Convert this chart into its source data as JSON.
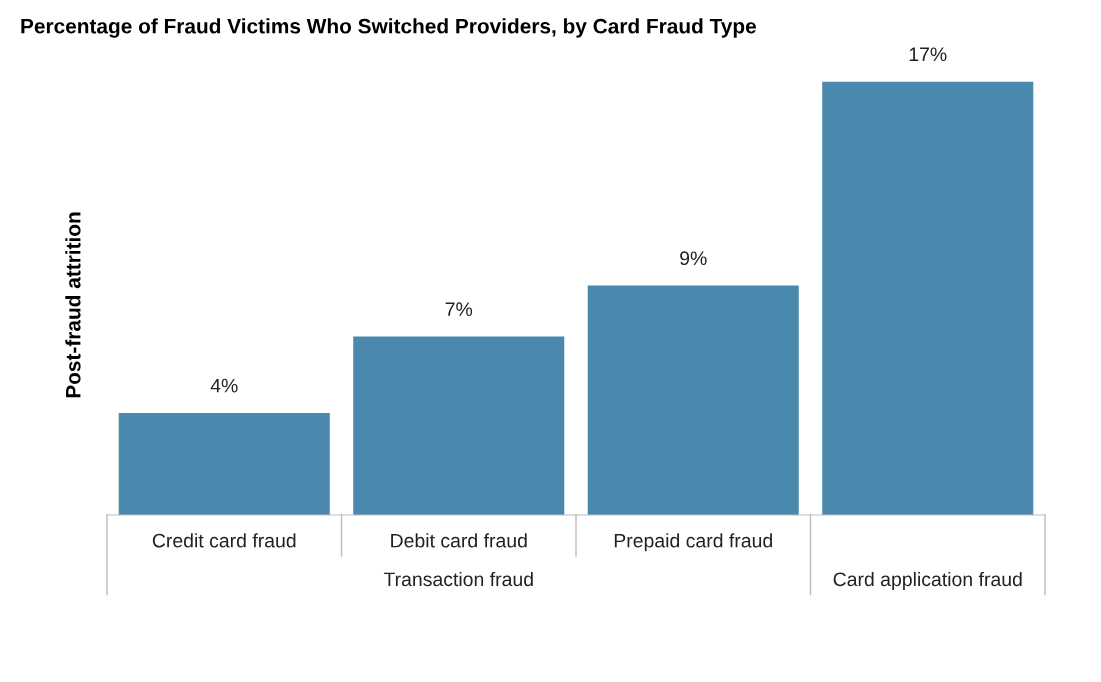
{
  "chart_data": {
    "type": "bar",
    "title": "Percentage of Fraud Victims Who Switched Providers, by Card Fraud Type",
    "ylabel": "Post-fraud attrition",
    "categories": [
      "Credit card fraud",
      "Debit card fraud",
      "Prepaid card fraud",
      null
    ],
    "values": [
      4,
      7,
      9,
      17
    ],
    "value_labels": [
      "4%",
      "7%",
      "9%",
      "17%"
    ],
    "color": "#4a88ad",
    "tick_labels": "x",
    "annotations": [
      "Transaction fraud",
      "Card application fraud"
    ]
  }
}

+++

• What the task requires
Output each line exactly; omit every picture.

• Result of the task
Convert this chart into its source data as JSON.
{
  "chart_data": {
    "type": "bar",
    "title": "Percentage of Fraud Victims Who Switched Providers, by Card Fraud Type",
    "ylabel": "Post-fraud attrition",
    "categories": [
      "Credit card fraud",
      "Debit card fraud",
      "Prepaid card fraud",
      null
    ],
    "values": [
      4,
      7,
      9,
      17
    ],
    "value_labels": [
      "4%",
      "7%",
      "9%",
      "17%"
    ],
    "color": "#4a88ad",
    "tick_labels": "x",
    "annotations": [
      "Transaction fraud",
      "Card application fraud"
    ]
  }
}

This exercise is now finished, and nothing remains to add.